PROBLEM DETAILS:
Produce an exact copy of all the data below, dropping every image.

SOURCE MATERIAL:
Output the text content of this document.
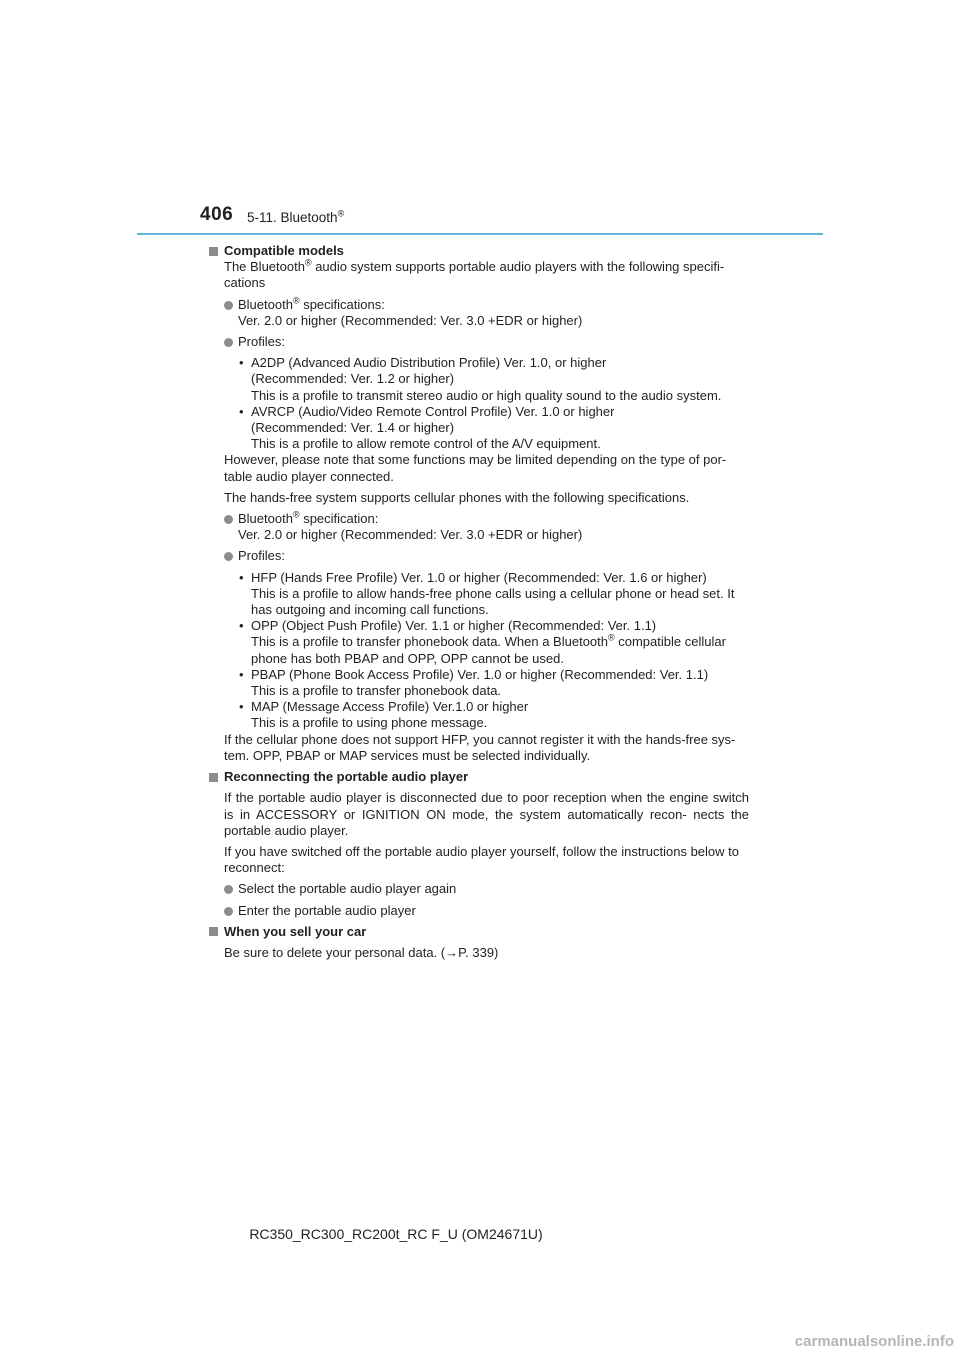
406 5-11. Bluetooth®
Compatible models
The Bluetooth® audio system supports portable audio players with the following specifi-
cations
Bluetooth® specifications:
Ver. 2.0 or higher (Recommended: Ver. 3.0 +EDR or higher)
Profiles:
• A2DP (Advanced Audio Distribution Profile) Ver. 1.0, or higher
(Recommended: Ver. 1.2 or higher)
This is a profile to transmit stereo audio or high quality sound to the audio system.
• AVRCP (Audio/Video Remote Control Profile) Ver. 1.0 or higher
(Recommended: Ver. 1.4 or higher)
This is a profile to allow remote control of the A/V equipment.
However, please note that some functions may be limited depending on the type of por-
table audio player connected.
The hands-free system supports cellular phones with the following specifications.
Bluetooth® specification:
Ver. 2.0 or higher (Recommended: Ver. 3.0 +EDR or higher)
Profiles:
• HFP (Hands Free Profile) Ver. 1.0 or higher (Recommended: Ver. 1.6 or higher)
This is a profile to allow hands-free phone calls using a cellular phone or head set. It
has outgoing and incoming call functions.
• OPP (Object Push Profile) Ver. 1.1 or higher (Recommended: Ver. 1.1)
This is a profile to transfer phonebook data. When a Bluetooth® compatible cellular
phone has both PBAP and OPP, OPP cannot be used.
• PBAP (Phone Book Access Profile) Ver. 1.0 or higher (Recommended: Ver. 1.1)
This is a profile to transfer phonebook data.
• MAP (Message Access Profile) Ver.1.0 or higher
This is a profile to using phone message.
If the cellular phone does not support HFP, you cannot register it with the hands-free sys-
tem. OPP, PBAP or MAP services must be selected individually.
Reconnecting the portable audio player
If the portable audio player is disconnected due to poor reception when the engine switch is in ACCESSORY or IGNITION ON mode, the system automatically recon- nects the portable audio player.
If you have switched off the portable audio player yourself, follow the instructions below to reconnect:
Select the portable audio player again
Enter the portable audio player
When you sell your car
Be sure to delete your personal data. (→P. 339)
RC350_RC300_RC200t_RC F_U (OM24671U)
carmanualsonline.info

SOLUTION TO THIS PROBLEM:
Output the text content of this document.
406 5-11. Bluetooth®
Compatible models
The Bluetooth® audio system supports portable audio players with the following specifi-
cations
Bluetooth® specifications:
Ver. 2.0 or higher (Recommended: Ver. 3.0 +EDR or higher)
Profiles:
• A2DP (Advanced Audio Distribution Profile) Ver. 1.0, or higher
(Recommended: Ver. 1.2 or higher)
This is a profile to transmit stereo audio or high quality sound to the audio system.
• AVRCP (Audio/Video Remote Control Profile) Ver. 1.0 or higher
(Recommended: Ver. 1.4 or higher)
This is a profile to allow remote control of the A/V equipment.
However, please note that some functions may be limited depending on the type of por-
table audio player connected.
The hands-free system supports cellular phones with the following specifications.
Bluetooth® specification:
Ver. 2.0 or higher (Recommended: Ver. 3.0 +EDR or higher)
Profiles:
• HFP (Hands Free Profile) Ver. 1.0 or higher (Recommended: Ver. 1.6 or higher)
This is a profile to allow hands-free phone calls using a cellular phone or head set. It
has outgoing and incoming call functions.
• OPP (Object Push Profile) Ver. 1.1 or higher (Recommended: Ver. 1.1)
This is a profile to transfer phonebook data. When a Bluetooth® compatible cellular
phone has both PBAP and OPP, OPP cannot be used.
• PBAP (Phone Book Access Profile) Ver. 1.0 or higher (Recommended: Ver. 1.1)
This is a profile to transfer phonebook data.
• MAP (Message Access Profile) Ver.1.0 or higher
This is a profile to using phone message.
If the cellular phone does not support HFP, you cannot register it with the hands-free sys-
tem. OPP, PBAP or MAP services must be selected individually.
Reconnecting the portable audio player
If the portable audio player is disconnected due to poor reception when the engine switch is in ACCESSORY or IGNITION ON mode, the system automatically recon- nects the portable audio player.
If you have switched off the portable audio player yourself, follow the instructions below to reconnect:
Select the portable audio player again
Enter the portable audio player
When you sell your car
Be sure to delete your personal data. (→P. 339)
RC350_RC300_RC200t_RC F_U (OM24671U)
carmanualsonline.info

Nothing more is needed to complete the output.